**Exercise directions**. Below are the records; copy each line in them that holds the word "ΑΤΤΙΚΗΣ".

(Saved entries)
━━━━

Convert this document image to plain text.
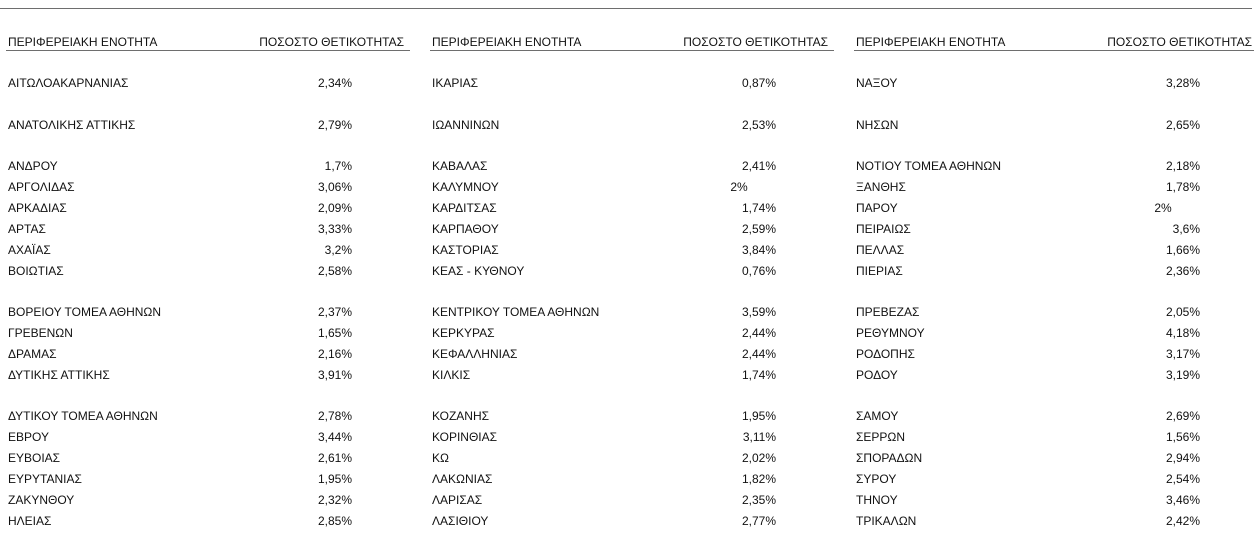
ΠΕΡΙΦΕΡΕΙΑΚΗ ΕΝΟΤΗΤΑ	ΠΟΣΟΣΤΟ ΘΕΤΙΚΟΤΗΤΑΣ
ΑΙΤΩΛΟΑΚΑΡΝΑΝΙΑΣ	2,34%
ΑΝΑΤΟΛΙΚΗΣ ΑΤΤΙΚΗΣ	2,79%
ΑΝΔΡΟΥ	1,7%
ΑΡΓΟΛΙΔΑΣ	3,06%
ΑΡΚΑΔΙΑΣ	2,09%
ΑΡΤΑΣ	3,33%
ΑΧΑΪΑΣ	3,2%
ΒΟΙΩΤΙΑΣ	2,58%
ΒΟΡΕΙΟΥ ΤΟΜΕΑ ΑΘΗΝΩΝ	2,37%
ΓΡΕΒΕΝΩΝ	1,65%
ΔΡΑΜΑΣ	2,16%
ΔΥΤΙΚΗΣ ΑΤΤΙΚΗΣ	3,91%
ΔΥΤΙΚΟΥ ΤΟΜΕΑ ΑΘΗΝΩΝ	2,78%
ΕΒΡΟΥ	3,44%
ΕΥΒΟΙΑΣ	2,61%
ΕΥΡΥΤΑΝΙΑΣ	1,95%
ΖΑΚΥΝΘΟΥ	2,32%
ΗΛΕΙΑΣ	2,85%
ΠΕΡΙΦΕΡΕΙΑΚΗ ΕΝΟΤΗΤΑ	ΠΟΣΟΣΤΟ ΘΕΤΙΚΟΤΗΤΑΣ
ΙΚΑΡΙΑΣ	0,87%
ΙΩΑΝΝΙΝΩΝ	2,53%
ΚΑΒΑΛΑΣ	2,41%
ΚΑΛΥΜΝΟΥ	2%
ΚΑΡΔΙΤΣΑΣ	1,74%
ΚΑΡΠΑΘΟΥ	2,59%
ΚΑΣΤΟΡΙΑΣ	3,84%
ΚΕΑΣ - ΚΥΘΝΟΥ	0,76%
ΚΕΝΤΡΙΚΟΥ ΤΟΜΕΑ ΑΘΗΝΩΝ	3,59%
ΚΕΡΚΥΡΑΣ	2,44%
ΚΕΦΑΛΛΗΝΙΑΣ	2,44%
ΚΙΛΚΙΣ	1,74%
ΚΟΖΑΝΗΣ	1,95%
ΚΟΡΙΝΘΙΑΣ	3,11%
ΚΩ	2,02%
ΛΑΚΩΝΙΑΣ	1,82%
ΛΑΡΙΣΑΣ	2,35%
ΛΑΣΙΘΙΟΥ	2,77%
ΠΕΡΙΦΕΡΕΙΑΚΗ ΕΝΟΤΗΤΑ	ΠΟΣΟΣΤΟ ΘΕΤΙΚΟΤΗΤΑΣ
ΝΑΞΟΥ	3,28%
ΝΗΣΩΝ	2,65%
ΝΟΤΙΟΥ ΤΟΜΕΑ ΑΘΗΝΩΝ	2,18%
ΞΑΝΘΗΣ	1,78%
ΠΑΡΟΥ	2%
ΠΕΙΡΑΙΩΣ	3,6%
ΠΕΛΛΑΣ	1,66%
ΠΙΕΡΙΑΣ	2,36%
ΠΡΕΒΕΖΑΣ	2,05%
ΡΕΘΥΜΝΟΥ	4,18%
ΡΟΔΟΠΗΣ	3,17%
ΡΟΔΟΥ	3,19%
ΣΑΜΟΥ	2,69%
ΣΕΡΡΩΝ	1,56%
ΣΠΟΡΑΔΩΝ	2,94%
ΣΥΡΟΥ	2,54%
ΤΗΝΟΥ	3,46%
ΤΡΙΚΑΛΩΝ	2,42%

━━━━

**Solution to this exercise**.
ΑΝΑΤΟΛΙΚΗΣ ΑΤΤΙΚΗΣ	2,79%
ΔΥΤΙΚΗΣ ΑΤΤΙΚΗΣ	3,91%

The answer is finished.